----- Data section

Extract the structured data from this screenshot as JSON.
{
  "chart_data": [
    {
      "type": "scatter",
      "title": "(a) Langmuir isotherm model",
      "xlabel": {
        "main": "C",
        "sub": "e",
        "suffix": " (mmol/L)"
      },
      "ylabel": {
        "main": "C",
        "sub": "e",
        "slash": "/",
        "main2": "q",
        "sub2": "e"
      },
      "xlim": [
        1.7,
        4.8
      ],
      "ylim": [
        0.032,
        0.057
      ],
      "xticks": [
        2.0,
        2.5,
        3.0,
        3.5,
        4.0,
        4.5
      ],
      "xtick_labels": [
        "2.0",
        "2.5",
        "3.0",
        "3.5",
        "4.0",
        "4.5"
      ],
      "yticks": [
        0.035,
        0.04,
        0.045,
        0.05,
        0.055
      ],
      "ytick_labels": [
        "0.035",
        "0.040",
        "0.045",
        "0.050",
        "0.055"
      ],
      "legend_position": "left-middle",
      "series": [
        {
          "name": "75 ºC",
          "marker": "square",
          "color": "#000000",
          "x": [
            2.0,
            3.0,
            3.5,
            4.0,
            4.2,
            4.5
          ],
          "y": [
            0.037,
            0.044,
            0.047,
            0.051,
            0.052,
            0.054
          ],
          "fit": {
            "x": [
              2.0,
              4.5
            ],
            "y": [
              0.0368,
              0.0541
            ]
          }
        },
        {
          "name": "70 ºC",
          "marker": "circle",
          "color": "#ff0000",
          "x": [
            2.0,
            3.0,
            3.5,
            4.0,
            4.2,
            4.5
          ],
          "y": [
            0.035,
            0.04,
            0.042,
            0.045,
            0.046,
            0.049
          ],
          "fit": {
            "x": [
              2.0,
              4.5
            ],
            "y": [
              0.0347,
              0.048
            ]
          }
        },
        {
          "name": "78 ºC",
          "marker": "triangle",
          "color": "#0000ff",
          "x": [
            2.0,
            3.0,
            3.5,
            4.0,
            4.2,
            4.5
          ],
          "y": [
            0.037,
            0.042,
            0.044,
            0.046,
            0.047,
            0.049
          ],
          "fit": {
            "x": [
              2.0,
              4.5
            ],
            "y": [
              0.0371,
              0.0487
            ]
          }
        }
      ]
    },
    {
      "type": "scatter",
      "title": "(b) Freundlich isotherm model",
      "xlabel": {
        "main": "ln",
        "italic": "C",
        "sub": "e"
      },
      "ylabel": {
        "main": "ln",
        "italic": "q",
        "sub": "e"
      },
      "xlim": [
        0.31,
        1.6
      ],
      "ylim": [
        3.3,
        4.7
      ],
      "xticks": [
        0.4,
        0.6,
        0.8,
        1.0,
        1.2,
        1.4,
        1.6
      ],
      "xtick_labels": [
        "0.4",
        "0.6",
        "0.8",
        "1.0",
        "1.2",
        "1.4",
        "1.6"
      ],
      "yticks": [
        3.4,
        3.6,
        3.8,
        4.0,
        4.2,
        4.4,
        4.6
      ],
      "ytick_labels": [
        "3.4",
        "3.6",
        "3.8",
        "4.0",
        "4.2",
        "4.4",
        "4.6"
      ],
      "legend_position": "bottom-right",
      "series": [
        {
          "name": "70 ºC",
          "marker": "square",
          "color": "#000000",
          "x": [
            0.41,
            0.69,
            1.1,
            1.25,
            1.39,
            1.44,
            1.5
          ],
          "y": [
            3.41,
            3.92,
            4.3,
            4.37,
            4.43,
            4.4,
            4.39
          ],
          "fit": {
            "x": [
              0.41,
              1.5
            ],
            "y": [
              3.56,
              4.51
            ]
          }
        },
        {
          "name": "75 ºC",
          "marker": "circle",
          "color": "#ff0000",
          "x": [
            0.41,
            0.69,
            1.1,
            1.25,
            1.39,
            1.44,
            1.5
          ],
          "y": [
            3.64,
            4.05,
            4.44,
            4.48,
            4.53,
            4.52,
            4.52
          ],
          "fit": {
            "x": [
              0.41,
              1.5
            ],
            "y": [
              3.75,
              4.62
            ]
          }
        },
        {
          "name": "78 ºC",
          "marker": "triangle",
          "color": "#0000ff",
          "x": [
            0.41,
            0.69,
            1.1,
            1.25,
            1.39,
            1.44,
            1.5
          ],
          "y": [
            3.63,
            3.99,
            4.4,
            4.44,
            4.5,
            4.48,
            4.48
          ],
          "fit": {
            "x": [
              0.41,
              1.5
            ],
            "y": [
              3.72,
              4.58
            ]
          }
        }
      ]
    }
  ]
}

----------

> What you will do: Retype the data in full and match it exactly.

> Answer to the task:
Extract the structured data from this screenshot as JSON.
{
  "chart_data": [
    {
      "type": "scatter",
      "title": "(a) Langmuir isotherm model",
      "xlabel": {
        "main": "C",
        "sub": "e",
        "suffix": " (mmol/L)"
      },
      "ylabel": {
        "main": "C",
        "sub": "e",
        "slash": "/",
        "main2": "q",
        "sub2": "e"
      },
      "xlim": [
        1.7,
        4.8
      ],
      "ylim": [
        0.032,
        0.057
      ],
      "xticks": [
        2.0,
        2.5,
        3.0,
        3.5,
        4.0,
        4.5
      ],
      "xtick_labels": [
        "2.0",
        "2.5",
        "3.0",
        "3.5",
        "4.0",
        "4.5"
      ],
      "yticks": [
        0.035,
        0.04,
        0.045,
        0.05,
        0.055
      ],
      "ytick_labels": [
        "0.035",
        "0.040",
        "0.045",
        "0.050",
        "0.055"
      ],
      "legend_position": "left-middle",
      "series": [
        {
          "name": "75 ºC",
          "marker": "square",
          "color": "#000000",
          "x": [
            2.0,
            3.0,
            3.5,
            4.0,
            4.2,
            4.5
          ],
          "y": [
            0.037,
            0.044,
            0.047,
            0.051,
            0.052,
            0.054
          ],
          "fit": {
            "x": [
              2.0,
              4.5
            ],
            "y": [
              0.0368,
              0.0541
            ]
          }
        },
        {
          "name": "70 ºC",
          "marker": "circle",
          "color": "#ff0000",
          "x": [
            2.0,
            3.0,
            3.5,
            4.0,
            4.2,
            4.5
          ],
          "y": [
            0.035,
            0.04,
            0.042,
            0.045,
            0.046,
            0.049
          ],
          "fit": {
            "x": [
              2.0,
              4.5
            ],
            "y": [
              0.0347,
              0.048
            ]
          }
        },
        {
          "name": "78 ºC",
          "marker": "triangle",
          "color": "#0000ff",
          "x": [
            2.0,
            3.0,
            3.5,
            4.0,
            4.2,
            4.5
          ],
          "y": [
            0.037,
            0.042,
            0.044,
            0.046,
            0.047,
            0.049
          ],
          "fit": {
            "x": [
              2.0,
              4.5
            ],
            "y": [
              0.0371,
              0.0487
            ]
          }
        }
      ]
    },
    {
      "type": "scatter",
      "title": "(b) Freundlich isotherm model",
      "xlabel": {
        "main": "ln",
        "italic": "C",
        "sub": "e"
      },
      "ylabel": {
        "main": "ln",
        "italic": "q",
        "sub": "e"
      },
      "xlim": [
        0.31,
        1.6
      ],
      "ylim": [
        3.3,
        4.7
      ],
      "xticks": [
        0.4,
        0.6,
        0.8,
        1.0,
        1.2,
        1.4,
        1.6
      ],
      "xtick_labels": [
        "0.4",
        "0.6",
        "0.8",
        "1.0",
        "1.2",
        "1.4",
        "1.6"
      ],
      "yticks": [
        3.4,
        3.6,
        3.8,
        4.0,
        4.2,
        4.4,
        4.6
      ],
      "ytick_labels": [
        "3.4",
        "3.6",
        "3.8",
        "4.0",
        "4.2",
        "4.4",
        "4.6"
      ],
      "legend_position": "bottom-right",
      "series": [
        {
          "name": "70 ºC",
          "marker": "square",
          "color": "#000000",
          "x": [
            0.41,
            0.69,
            1.1,
            1.25,
            1.39,
            1.44,
            1.5
          ],
          "y": [
            3.41,
            3.92,
            4.3,
            4.37,
            4.43,
            4.4,
            4.39
          ],
          "fit": {
            "x": [
              0.41,
              1.5
            ],
            "y": [
              3.56,
              4.51
            ]
          }
        },
        {
          "name": "75 ºC",
          "marker": "circle",
          "color": "#ff0000",
          "x": [
            0.41,
            0.69,
            1.1,
            1.25,
            1.39,
            1.44,
            1.5
          ],
          "y": [
            3.64,
            4.05,
            4.44,
            4.48,
            4.53,
            4.52,
            4.52
          ],
          "fit": {
            "x": [
              0.41,
              1.5
            ],
            "y": [
              3.75,
              4.62
            ]
          }
        },
        {
          "name": "78 ºC",
          "marker": "triangle",
          "color": "#0000ff",
          "x": [
            0.41,
            0.69,
            1.1,
            1.25,
            1.39,
            1.44,
            1.5
          ],
          "y": [
            3.63,
            3.99,
            4.4,
            4.44,
            4.5,
            4.48,
            4.48
          ],
          "fit": {
            "x": [
              0.41,
              1.5
            ],
            "y": [
              3.72,
              4.58
            ]
          }
        }
      ]
    }
  ]
}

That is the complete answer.